[Goal] Return each line of the listing below, unchanged, and omit the images.
______________________________
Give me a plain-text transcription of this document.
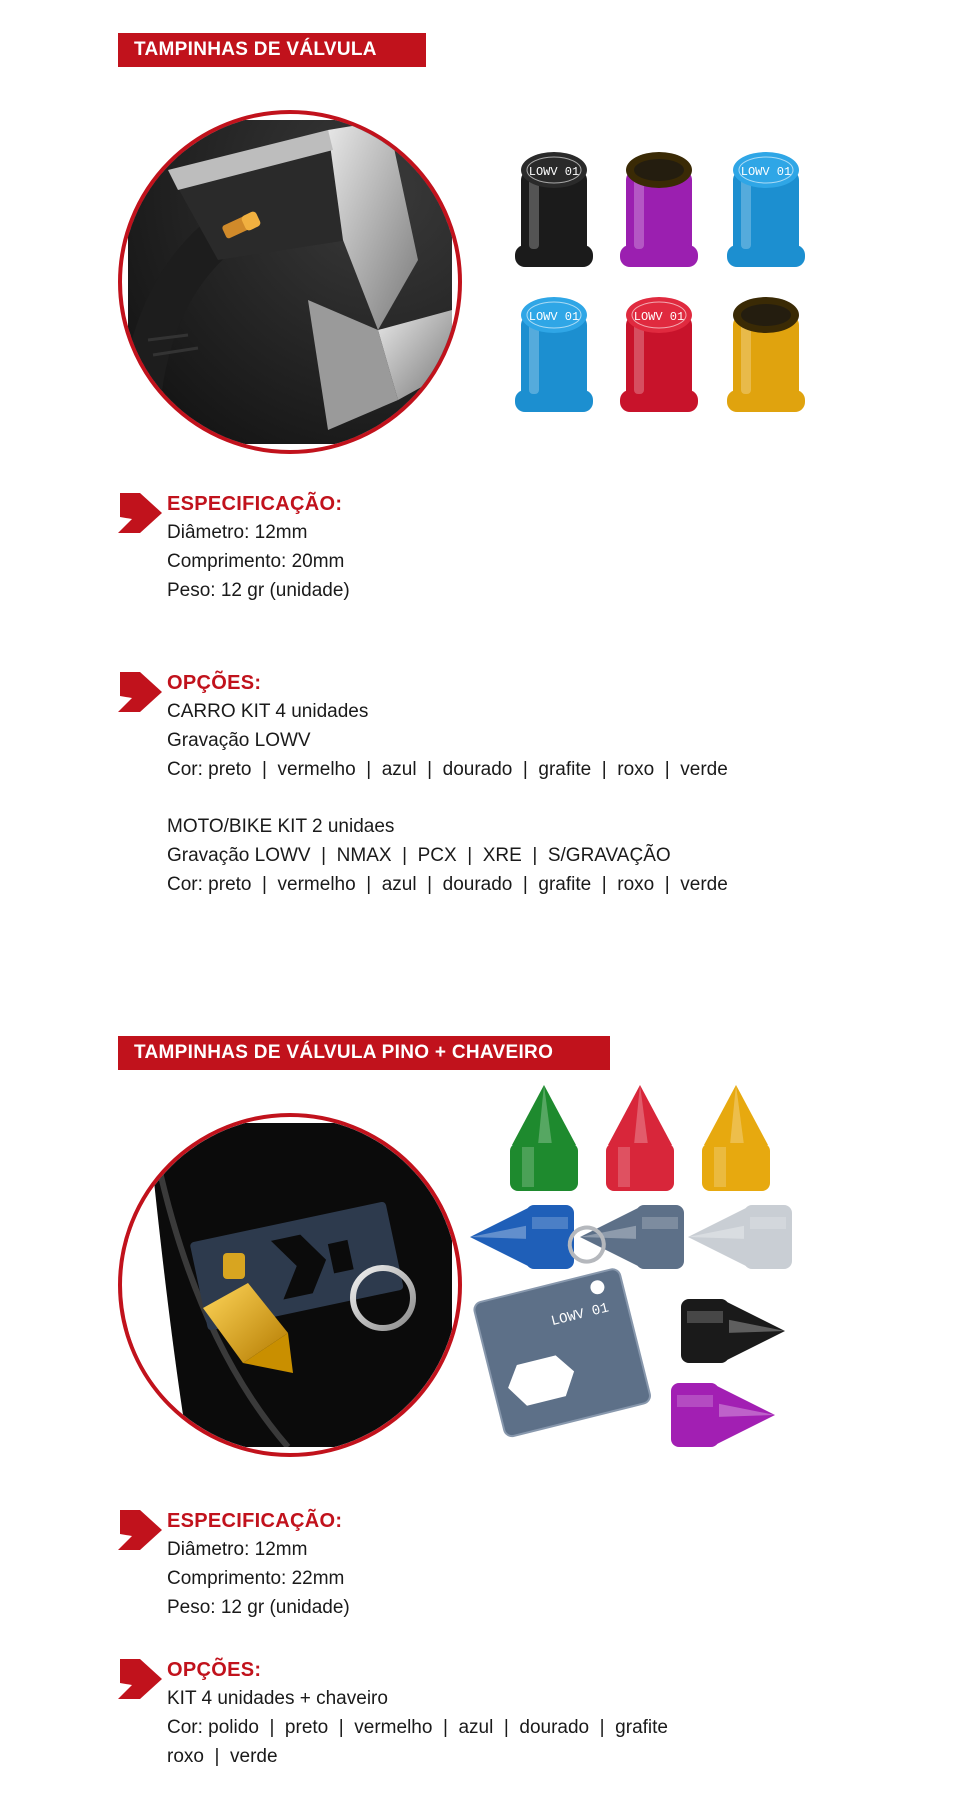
TAMPINHAS DE VÁLVULA
LOWV 01	LOWV 01
LOWV 01	LOWV 01
ESPECIFICAÇÃO:
Diâmetro: 12mm
Comprimento: 20mm
Peso: 12 gr (unidade)
OPÇÕES:
CARRO KIT 4 unidades
Gravação LOWV
Cor: preto  |  vermelho  |  azul  |  dourado  |  grafite  |  roxo  |  verde
MOTO/BIKE KIT 2 unidaes
Gravação LOWV  |  NMAX  |  PCX  |  XRE  |  S/GRAVAÇÃO
Cor: preto  |  vermelho  |  azul  |  dourado  |  grafite  |  roxo  |  verde
TAMPINHAS DE VÁLVULA PINO + CHAVEIRO
LOWV 01
ESPECIFICAÇÃO:
Diâmetro: 12mm
Comprimento: 22mm
Peso: 12 gr (unidade)
OPÇÕES:
KIT 4 unidades + chaveiro
Cor: polido  |  preto  |  vermelho  |  azul  |  dourado  |  grafite
roxo  |  verde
______________________________
[Response below]
Give me a plain-text transcription of this document.
TAMPINHAS DE VÁLVULA
LOWV 01	LOWV 01
LOWV 01	LOWV 01
ESPECIFICAÇÃO:
Diâmetro: 12mm
Comprimento: 20mm
Peso: 12 gr (unidade)
OPÇÕES:
CARRO KIT 4 unidades
Gravação LOWV
Cor: preto  |  vermelho  |  azul  |  dourado  |  grafite  |  roxo  |  verde
MOTO/BIKE KIT 2 unidaes
Gravação LOWV  |  NMAX  |  PCX  |  XRE  |  S/GRAVAÇÃO
Cor: preto  |  vermelho  |  azul  |  dourado  |  grafite  |  roxo  |  verde
TAMPINHAS DE VÁLVULA PINO + CHAVEIRO
LOWV 01
ESPECIFICAÇÃO:
Diâmetro: 12mm
Comprimento: 22mm
Peso: 12 gr (unidade)
OPÇÕES:
KIT 4 unidades + chaveiro
Cor: polido  |  preto  |  vermelho  |  azul  |  dourado  |  grafite
roxo  |  verde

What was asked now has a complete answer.